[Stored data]
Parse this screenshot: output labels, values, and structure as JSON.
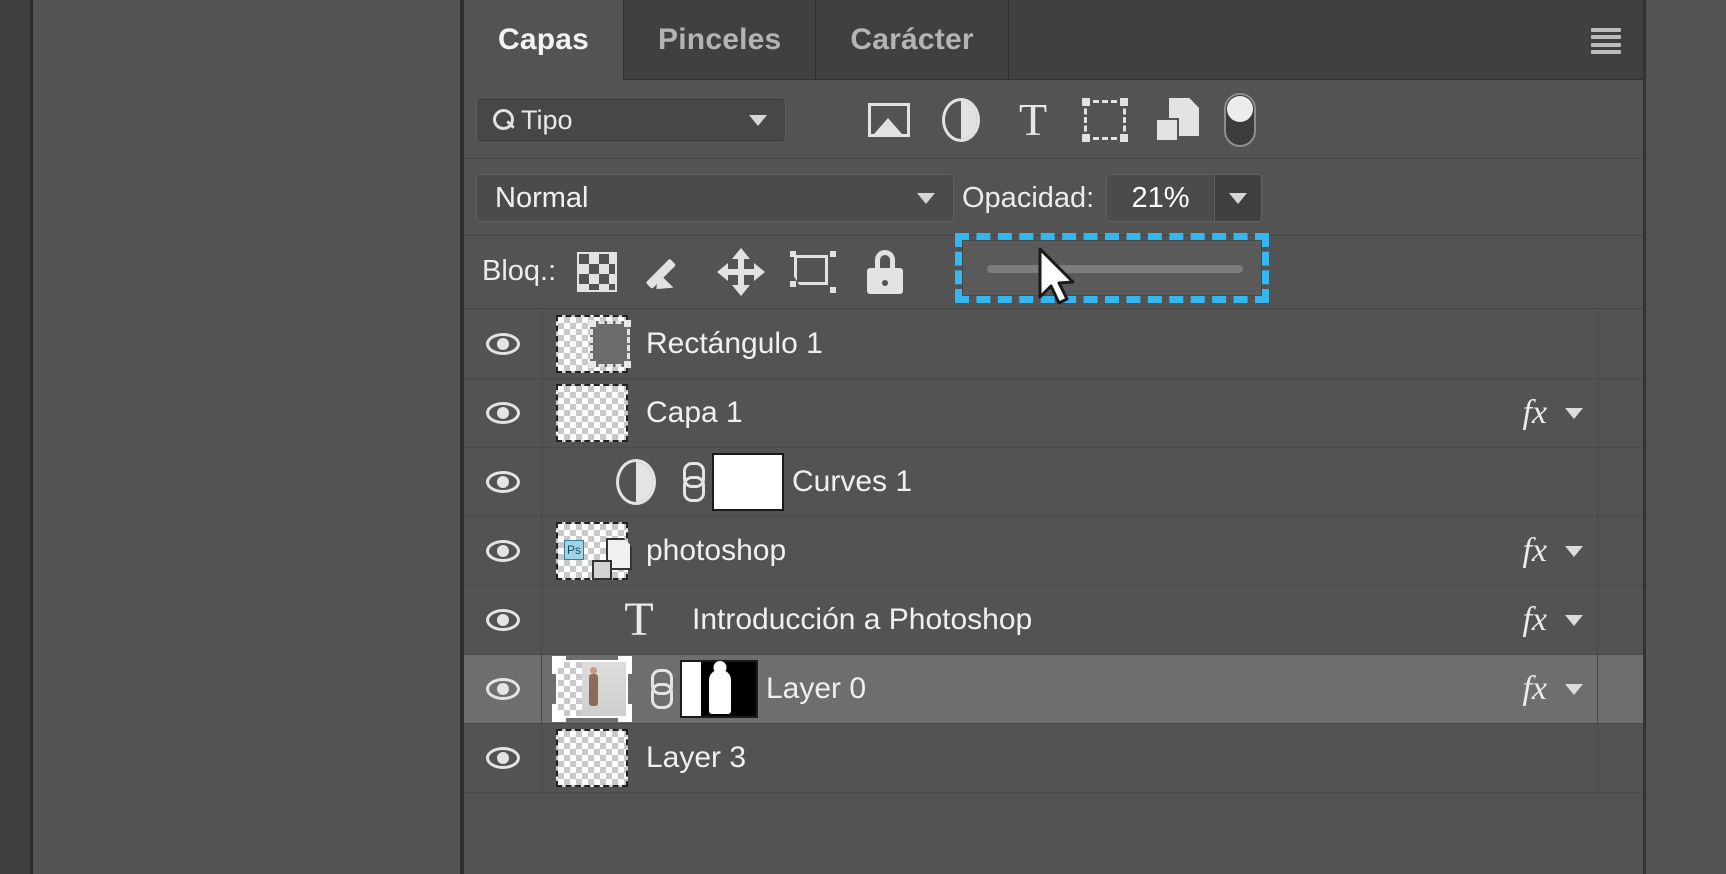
{
  "panel": {
    "tabs": [
      {
        "label": "Capas",
        "active": true
      },
      {
        "label": "Pinceles",
        "active": false
      },
      {
        "label": "Carácter",
        "active": false
      }
    ],
    "menu_icon": "hamburger-menu-icon"
  },
  "filter": {
    "select_value": "Tipo",
    "search_icon": "search-icon",
    "chevron_icon": "chevron-down-icon",
    "type_icons": [
      "pixel-layer-filter-icon",
      "adjustment-layer-filter-icon",
      "type-layer-filter-icon",
      "shape-layer-filter-icon",
      "smart-object-filter-icon"
    ],
    "toggle_icon": "filter-enable-toggle"
  },
  "blend": {
    "mode": "Normal",
    "opacity_label": "Opacidad:",
    "opacity_value": "21%",
    "chevron_icon": "chevron-down-icon"
  },
  "lock": {
    "label": "Bloq.:",
    "icons": [
      "lock-transparent-pixels-icon",
      "lock-image-pixels-icon",
      "lock-position-icon",
      "lock-artboard-nesting-icon",
      "lock-all-icon"
    ]
  },
  "opacity_slider": {
    "highlight_color": "#34b6ef",
    "cursor_icon": "mouse-pointer-cursor"
  },
  "layers": [
    {
      "name": "Rectángulo 1",
      "visible": true,
      "selected": false,
      "kind": "shape",
      "has_fx": false,
      "indent": false
    },
    {
      "name": "Capa 1",
      "visible": true,
      "selected": false,
      "kind": "pixel",
      "has_fx": true,
      "indent": false
    },
    {
      "name": "Curves 1",
      "visible": true,
      "selected": false,
      "kind": "adjustment",
      "has_fx": false,
      "indent": true
    },
    {
      "name": "photoshop",
      "visible": true,
      "selected": false,
      "kind": "smart",
      "has_fx": true,
      "indent": false
    },
    {
      "name": "Introducción a Photoshop",
      "visible": true,
      "selected": false,
      "kind": "type",
      "has_fx": true,
      "indent": true
    },
    {
      "name": "Layer 0",
      "visible": true,
      "selected": true,
      "kind": "masked-photo",
      "has_fx": true,
      "indent": false
    },
    {
      "name": "Layer 3",
      "visible": true,
      "selected": false,
      "kind": "pixel",
      "has_fx": false,
      "indent": false
    }
  ]
}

_What to produce_:
Retype each line of the listing above word for word. Exclude the pictures.

_Completed exercise_:
Parse this screenshot: output labels, values, and structure as JSON.
{
  "panel": {
    "tabs": [
      {
        "label": "Capas",
        "active": true
      },
      {
        "label": "Pinceles",
        "active": false
      },
      {
        "label": "Carácter",
        "active": false
      }
    ],
    "menu_icon": "hamburger-menu-icon"
  },
  "filter": {
    "select_value": "Tipo",
    "search_icon": "search-icon",
    "chevron_icon": "chevron-down-icon",
    "type_icons": [
      "pixel-layer-filter-icon",
      "adjustment-layer-filter-icon",
      "type-layer-filter-icon",
      "shape-layer-filter-icon",
      "smart-object-filter-icon"
    ],
    "toggle_icon": "filter-enable-toggle"
  },
  "blend": {
    "mode": "Normal",
    "opacity_label": "Opacidad:",
    "opacity_value": "21%",
    "chevron_icon": "chevron-down-icon"
  },
  "lock": {
    "label": "Bloq.:",
    "icons": [
      "lock-transparent-pixels-icon",
      "lock-image-pixels-icon",
      "lock-position-icon",
      "lock-artboard-nesting-icon",
      "lock-all-icon"
    ]
  },
  "opacity_slider": {
    "highlight_color": "#34b6ef",
    "cursor_icon": "mouse-pointer-cursor"
  },
  "layers": [
    {
      "name": "Rectángulo 1",
      "visible": true,
      "selected": false,
      "kind": "shape",
      "has_fx": false,
      "indent": false
    },
    {
      "name": "Capa 1",
      "visible": true,
      "selected": false,
      "kind": "pixel",
      "has_fx": true,
      "indent": false
    },
    {
      "name": "Curves 1",
      "visible": true,
      "selected": false,
      "kind": "adjustment",
      "has_fx": false,
      "indent": true
    },
    {
      "name": "photoshop",
      "visible": true,
      "selected": false,
      "kind": "smart",
      "has_fx": true,
      "indent": false
    },
    {
      "name": "Introducción a Photoshop",
      "visible": true,
      "selected": false,
      "kind": "type",
      "has_fx": true,
      "indent": true
    },
    {
      "name": "Layer 0",
      "visible": true,
      "selected": true,
      "kind": "masked-photo",
      "has_fx": true,
      "indent": false
    },
    {
      "name": "Layer 3",
      "visible": true,
      "selected": false,
      "kind": "pixel",
      "has_fx": false,
      "indent": false
    }
  ]
}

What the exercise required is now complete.